Only the pictures are left out: repeat the rest of the entries exactly.

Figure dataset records
------------------------------------------------------------

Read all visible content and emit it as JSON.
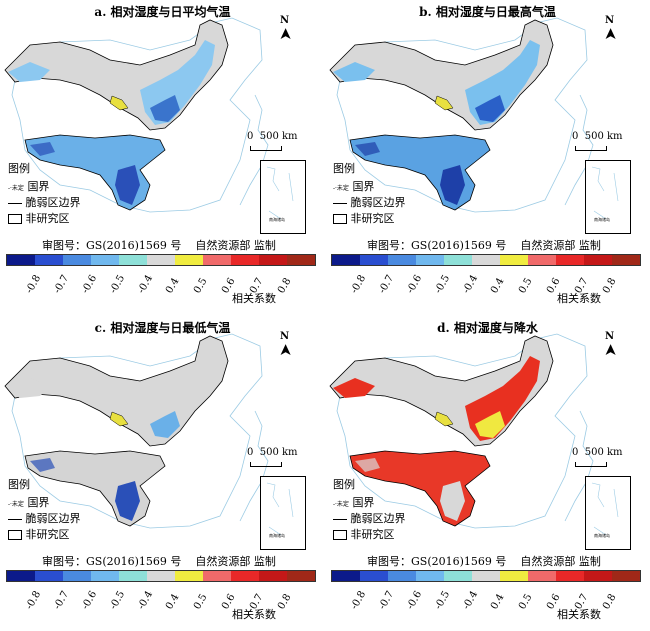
{
  "panels": [
    {
      "title": "a. 相对湿度与日平均气温",
      "fill": {
        "north": "#8cc8f0",
        "northDeep": "#3a74cc",
        "south": "#6ab0e8",
        "southDeep": "#2a50b8",
        "accent": "#e8e040"
      }
    },
    {
      "title": "b. 相对湿度与日最高气温",
      "fill": {
        "north": "#7ac0ee",
        "northDeep": "#2a60c8",
        "south": "#5aa2e2",
        "southDeep": "#1e40a8",
        "accent": "#e8e040"
      }
    },
    {
      "title": "c. 相对湿度与日最低气温",
      "fill": {
        "north": "#d8d8d8",
        "northDeep": "#6ab0e8",
        "south": "#d4d4d4",
        "southDeep": "#2a50b8",
        "accent": "#e8e040"
      }
    },
    {
      "title": "d. 相对湿度与降水",
      "fill": {
        "north": "#e83020",
        "northDeep": "#f0e840",
        "south": "#e83828",
        "southDeep": "#d8d8d8",
        "accent": "#e8e040"
      }
    }
  ],
  "north_label": "N",
  "scale": {
    "zero": "0",
    "dist": "500 km"
  },
  "legend": {
    "title": "图例",
    "items": [
      {
        "symbol": "-·未定",
        "label": "国界"
      },
      {
        "symbol": "line",
        "label": "脆弱区边界"
      },
      {
        "symbol": "box",
        "label": "非研究区"
      }
    ]
  },
  "approval": {
    "number": "审图号：GS(2016)1569 号",
    "agency": "自然资源部 监制"
  },
  "inset_label": "南海诸岛",
  "colorbar": {
    "title": "相关系数",
    "colors": [
      "#0c1a8a",
      "#2a4ed0",
      "#4a8ae0",
      "#70b8ee",
      "#8ee0d8",
      "#d9d9d9",
      "#f0ec40",
      "#f06a6a",
      "#e82828",
      "#c41818",
      "#a02818"
    ],
    "ticks": [
      "-0.8",
      "-0.7",
      "-0.6",
      "-0.5",
      "-0.4",
      "0.4",
      "0.5",
      "0.6",
      "0.7",
      "0.8"
    ]
  }
}
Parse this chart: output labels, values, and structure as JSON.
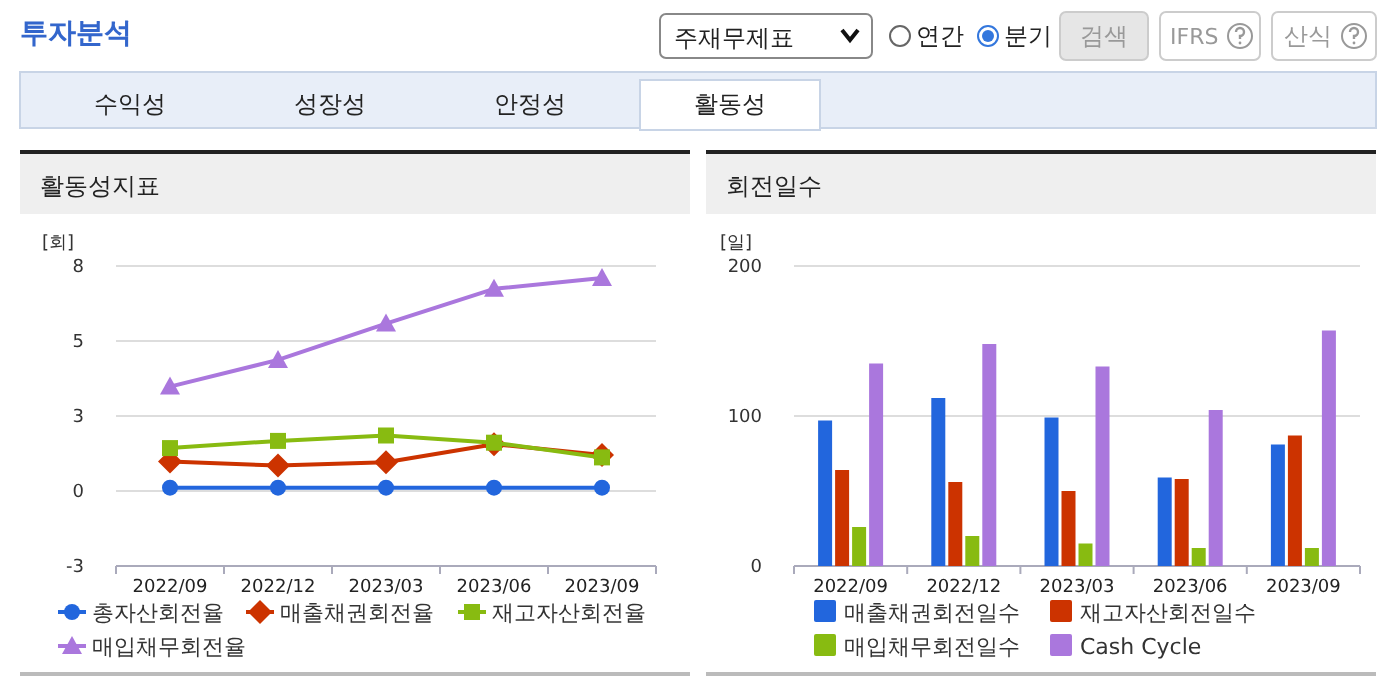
{
  "chart_data": [
    {
      "type": "line",
      "title": "활동성지표",
      "ylabel": "[회]",
      "categories": [
        "2022/09",
        "2022/12",
        "2023/03",
        "2023/06",
        "2023/09"
      ],
      "series": [
        {
          "name": "총자산회전율",
          "color": "#2266dd",
          "marker": "circle",
          "values": [
            0.11,
            0.11,
            0.11,
            0.11,
            0.11
          ]
        },
        {
          "name": "매출채권회전율",
          "color": "#cc3300",
          "marker": "diamond",
          "values": [
            0.98,
            0.85,
            0.96,
            1.56,
            1.2
          ]
        },
        {
          "name": "재고자산회전율",
          "color": "#88bb11",
          "marker": "square",
          "values": [
            1.43,
            1.67,
            1.85,
            1.61,
            1.12
          ]
        },
        {
          "name": "매입채무회전율",
          "color": "#aa77dd",
          "marker": "triangle",
          "values": [
            3.48,
            4.37,
            5.58,
            6.74,
            7.1
          ]
        }
      ],
      "ylim": [
        -2.5,
        7.5
      ],
      "yticks": [
        {
          "value": -2.5,
          "label": "-3"
        },
        0,
        {
          "value": 2.5,
          "label": "3"
        },
        5,
        {
          "value": 7.5,
          "label": "8"
        }
      ],
      "grid": "y",
      "legend": "bottom",
      "line_style": "solid",
      "annotations": [
        "투자분석",
        "주재무제표",
        "연간",
        "분기",
        "검색",
        "IFRS",
        "산식",
        "수익성",
        "성장성",
        "안정성",
        "활동성"
      ]
    },
    {
      "type": "bar",
      "title": "회전일수",
      "ylabel": "[일]",
      "categories": [
        "2022/09",
        "2022/12",
        "2023/03",
        "2023/06",
        "2023/09"
      ],
      "series": [
        {
          "name": "매출채권회전일수",
          "color": "#2266dd",
          "values": [
            97,
            112,
            99,
            59,
            81
          ]
        },
        {
          "name": "재고자산회전일수",
          "color": "#cc3300",
          "values": [
            64,
            56,
            50,
            58,
            87
          ]
        },
        {
          "name": "매입채무회전일수",
          "color": "#88bb11",
          "values": [
            26,
            20,
            15,
            12,
            12
          ]
        },
        {
          "name": "Cash Cycle",
          "color": "#aa77dd",
          "values": [
            135,
            148,
            133,
            104,
            157
          ]
        }
      ],
      "ylim": [
        0,
        200
      ],
      "yticks": [
        0,
        100,
        200
      ],
      "grid": "y",
      "legend": "bottom"
    }
  ]
}
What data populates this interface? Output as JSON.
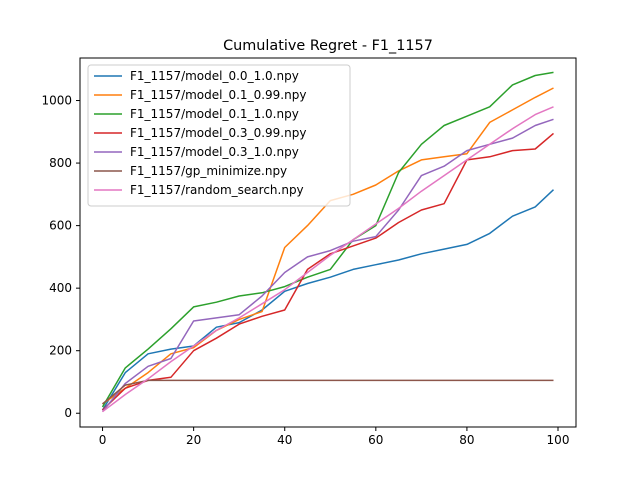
{
  "chart_data": {
    "type": "line",
    "title": "Cumulative Regret - F1_1157",
    "xlabel": "",
    "ylabel": "",
    "xlim": [
      -4.95,
      103.95
    ],
    "ylim": [
      -44,
      1136
    ],
    "xticks": [
      0,
      20,
      40,
      60,
      80,
      100
    ],
    "yticks": [
      0,
      200,
      400,
      600,
      800,
      1000
    ],
    "legend_position": "upper left",
    "grid": false,
    "x": [
      0,
      5,
      10,
      15,
      20,
      25,
      30,
      35,
      40,
      45,
      50,
      55,
      60,
      65,
      70,
      75,
      80,
      85,
      90,
      95,
      99
    ],
    "series": [
      {
        "name": "F1_1157/model_0.0_1.0.npy",
        "color": "#1f77b4",
        "values": [
          10,
          130,
          190,
          205,
          215,
          275,
          290,
          330,
          390,
          415,
          435,
          460,
          475,
          490,
          510,
          525,
          540,
          575,
          630,
          660,
          715
        ]
      },
      {
        "name": "F1_1157/model_0.1_0.99.npy",
        "color": "#ff7f0e",
        "values": [
          30,
          80,
          130,
          190,
          210,
          265,
          300,
          325,
          530,
          600,
          680,
          700,
          730,
          775,
          810,
          820,
          830,
          930,
          970,
          1010,
          1040
        ]
      },
      {
        "name": "F1_1157/model_0.1_1.0.npy",
        "color": "#2ca02c",
        "values": [
          20,
          145,
          205,
          270,
          340,
          355,
          375,
          385,
          405,
          435,
          460,
          555,
          600,
          770,
          860,
          920,
          950,
          980,
          1050,
          1080,
          1090
        ]
      },
      {
        "name": "F1_1157/model_0.3_0.99.npy",
        "color": "#d62728",
        "values": [
          10,
          80,
          105,
          115,
          200,
          240,
          285,
          310,
          330,
          460,
          510,
          535,
          560,
          610,
          650,
          670,
          810,
          820,
          840,
          845,
          895
        ]
      },
      {
        "name": "F1_1157/model_0.3_1.0.npy",
        "color": "#9467bd",
        "values": [
          5,
          95,
          150,
          175,
          295,
          305,
          315,
          375,
          450,
          500,
          520,
          550,
          565,
          650,
          760,
          790,
          840,
          860,
          880,
          920,
          940
        ]
      },
      {
        "name": "F1_1157/gp_minimize.npy",
        "color": "#8c564b",
        "values": [
          30,
          90,
          105,
          105,
          105,
          105,
          105,
          105,
          105,
          105,
          105,
          105,
          105,
          105,
          105,
          105,
          105,
          105,
          105,
          105,
          105
        ]
      },
      {
        "name": "F1_1157/random_search.npy",
        "color": "#e377c2",
        "values": [
          5,
          60,
          110,
          165,
          215,
          265,
          305,
          350,
          395,
          450,
          505,
          555,
          605,
          655,
          710,
          760,
          810,
          860,
          910,
          955,
          980
        ]
      }
    ]
  }
}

------------------------------------------------------------

RESULT OF THIS TASK
Read all visible content and emit it as JSON.
{
  "panels": [
    {
      "title": "a. 相对湿度与日平均气温",
      "fill": {
        "north": "#8cc8f0",
        "northDeep": "#3a74cc",
        "south": "#6ab0e8",
        "southDeep": "#2a50b8",
        "accent": "#e8e040"
      }
    },
    {
      "title": "b. 相对湿度与日最高气温",
      "fill": {
        "north": "#7ac0ee",
        "northDeep": "#2a60c8",
        "south": "#5aa2e2",
        "southDeep": "#1e40a8",
        "accent": "#e8e040"
      }
    },
    {
      "title": "c. 相对湿度与日最低气温",
      "fill": {
        "north": "#d8d8d8",
        "northDeep": "#6ab0e8",
        "south": "#d4d4d4",
        "southDeep": "#2a50b8",
        "accent": "#e8e040"
      }
    },
    {
      "title": "d. 相对湿度与降水",
      "fill": {
        "north": "#e83020",
        "northDeep": "#f0e840",
        "south": "#e83828",
        "southDeep": "#d8d8d8",
        "accent": "#e8e040"
      }
    }
  ],
  "north_label": "N",
  "scale": {
    "zero": "0",
    "dist": "500 km"
  },
  "legend": {
    "title": "图例",
    "items": [
      {
        "symbol": "-·未定",
        "label": "国界"
      },
      {
        "symbol": "line",
        "label": "脆弱区边界"
      },
      {
        "symbol": "box",
        "label": "非研究区"
      }
    ]
  },
  "approval": {
    "number": "审图号：GS(2016)1569 号",
    "agency": "自然资源部 监制"
  },
  "inset_label": "南海诸岛",
  "colorbar": {
    "title": "相关系数",
    "colors": [
      "#0c1a8a",
      "#2a4ed0",
      "#4a8ae0",
      "#70b8ee",
      "#8ee0d8",
      "#d9d9d9",
      "#f0ec40",
      "#f06a6a",
      "#e82828",
      "#c41818",
      "#a02818"
    ],
    "ticks": [
      "-0.8",
      "-0.7",
      "-0.6",
      "-0.5",
      "-0.4",
      "0.4",
      "0.5",
      "0.6",
      "0.7",
      "0.8"
    ]
  }
}
Parse this chart: output labels, values, and structure as JSON.
{
  "chart_data": [
    {
      "type": "line",
      "title": "활동성지표",
      "ylabel": "[회]",
      "categories": [
        "2022/09",
        "2022/12",
        "2023/03",
        "2023/06",
        "2023/09"
      ],
      "series": [
        {
          "name": "총자산회전율",
          "color": "#2266dd",
          "marker": "circle",
          "values": [
            0.11,
            0.11,
            0.11,
            0.11,
            0.11
          ]
        },
        {
          "name": "매출채권회전율",
          "color": "#cc3300",
          "marker": "diamond",
          "values": [
            0.98,
            0.85,
            0.96,
            1.56,
            1.2
          ]
        },
        {
          "name": "재고자산회전율",
          "color": "#88bb11",
          "marker": "square",
          "values": [
            1.43,
            1.67,
            1.85,
            1.61,
            1.12
          ]
        },
        {
          "name": "매입채무회전율",
          "color": "#aa77dd",
          "marker": "triangle",
          "values": [
            3.48,
            4.37,
            5.58,
            6.74,
            7.1
          ]
        }
      ],
      "ylim": [
        -2.5,
        7.5
      ],
      "yticks": [
        {
          "value": -2.5,
          "label": "-3"
        },
        0,
        {
          "value": 2.5,
          "label": "3"
        },
        5,
        {
          "value": 7.5,
          "label": "8"
        }
      ],
      "grid": "y",
      "legend": "bottom",
      "line_style": "solid",
      "annotations": [
        "투자분석",
        "주재무제표",
        "연간",
        "분기",
        "검색",
        "IFRS",
        "산식",
        "수익성",
        "성장성",
        "안정성",
        "활동성"
      ]
    },
    {
      "type": "bar",
      "title": "회전일수",
      "ylabel": "[일]",
      "categories": [
        "2022/09",
        "2022/12",
        "2023/03",
        "2023/06",
        "2023/09"
      ],
      "series": [
        {
          "name": "매출채권회전일수",
          "color": "#2266dd",
          "values": [
            97,
            112,
            99,
            59,
            81
          ]
        },
        {
          "name": "재고자산회전일수",
          "color": "#cc3300",
          "values": [
            64,
            56,
            50,
            58,
            87
          ]
        },
        {
          "name": "매입채무회전일수",
          "color": "#88bb11",
          "values": [
            26,
            20,
            15,
            12,
            12
          ]
        },
        {
          "name": "Cash Cycle",
          "color": "#aa77dd",
          "values": [
            135,
            148,
            133,
            104,
            157
          ]
        }
      ],
      "ylim": [
        0,
        200
      ],
      "yticks": [
        0,
        100,
        200
      ],
      "grid": "y",
      "legend": "bottom"
    }
  ]
}
What data populates this interface? Output as JSON.
{
  "chart_data": {
    "type": "line",
    "title": "Cumulative Regret - F1_1157",
    "xlabel": "",
    "ylabel": "",
    "xlim": [
      -4.95,
      103.95
    ],
    "ylim": [
      -44,
      1136
    ],
    "xticks": [
      0,
      20,
      40,
      60,
      80,
      100
    ],
    "yticks": [
      0,
      200,
      400,
      600,
      800,
      1000
    ],
    "legend_position": "upper left",
    "grid": false,
    "x": [
      0,
      5,
      10,
      15,
      20,
      25,
      30,
      35,
      40,
      45,
      50,
      55,
      60,
      65,
      70,
      75,
      80,
      85,
      90,
      95,
      99
    ],
    "series": [
      {
        "name": "F1_1157/model_0.0_1.0.npy",
        "color": "#1f77b4",
        "values": [
          10,
          130,
          190,
          205,
          215,
          275,
          290,
          330,
          390,
          415,
          435,
          460,
          475,
          490,
          510,
          525,
          540,
          575,
          630,
          660,
          715
        ]
      },
      {
        "name": "F1_1157/model_0.1_0.99.npy",
        "color": "#ff7f0e",
        "values": [
          30,
          80,
          130,
          190,
          210,
          265,
          300,
          325,
          530,
          600,
          680,
          700,
          730,
          775,
          810,
          820,
          830,
          930,
          970,
          1010,
          1040
        ]
      },
      {
        "name": "F1_1157/model_0.1_1.0.npy",
        "color": "#2ca02c",
        "values": [
          20,
          145,
          205,
          270,
          340,
          355,
          375,
          385,
          405,
          435,
          460,
          555,
          600,
          770,
          860,
          920,
          950,
          980,
          1050,
          1080,
          1090
        ]
      },
      {
        "name": "F1_1157/model_0.3_0.99.npy",
        "color": "#d62728",
        "values": [
          10,
          80,
          105,
          115,
          200,
          240,
          285,
          310,
          330,
          460,
          510,
          535,
          560,
          610,
          650,
          670,
          810,
          820,
          840,
          845,
          895
        ]
      },
      {
        "name": "F1_1157/model_0.3_1.0.npy",
        "color": "#9467bd",
        "values": [
          5,
          95,
          150,
          175,
          295,
          305,
          315,
          375,
          450,
          500,
          520,
          550,
          565,
          650,
          760,
          790,
          840,
          860,
          880,
          920,
          940
        ]
      },
      {
        "name": "F1_1157/gp_minimize.npy",
        "color": "#8c564b",
        "values": [
          30,
          90,
          105,
          105,
          105,
          105,
          105,
          105,
          105,
          105,
          105,
          105,
          105,
          105,
          105,
          105,
          105,
          105,
          105,
          105,
          105
        ]
      },
      {
        "name": "F1_1157/random_search.npy",
        "color": "#e377c2",
        "values": [
          5,
          60,
          110,
          165,
          215,
          265,
          305,
          350,
          395,
          450,
          505,
          555,
          605,
          655,
          710,
          760,
          810,
          860,
          910,
          955,
          980
        ]
      }
    ]
  }
}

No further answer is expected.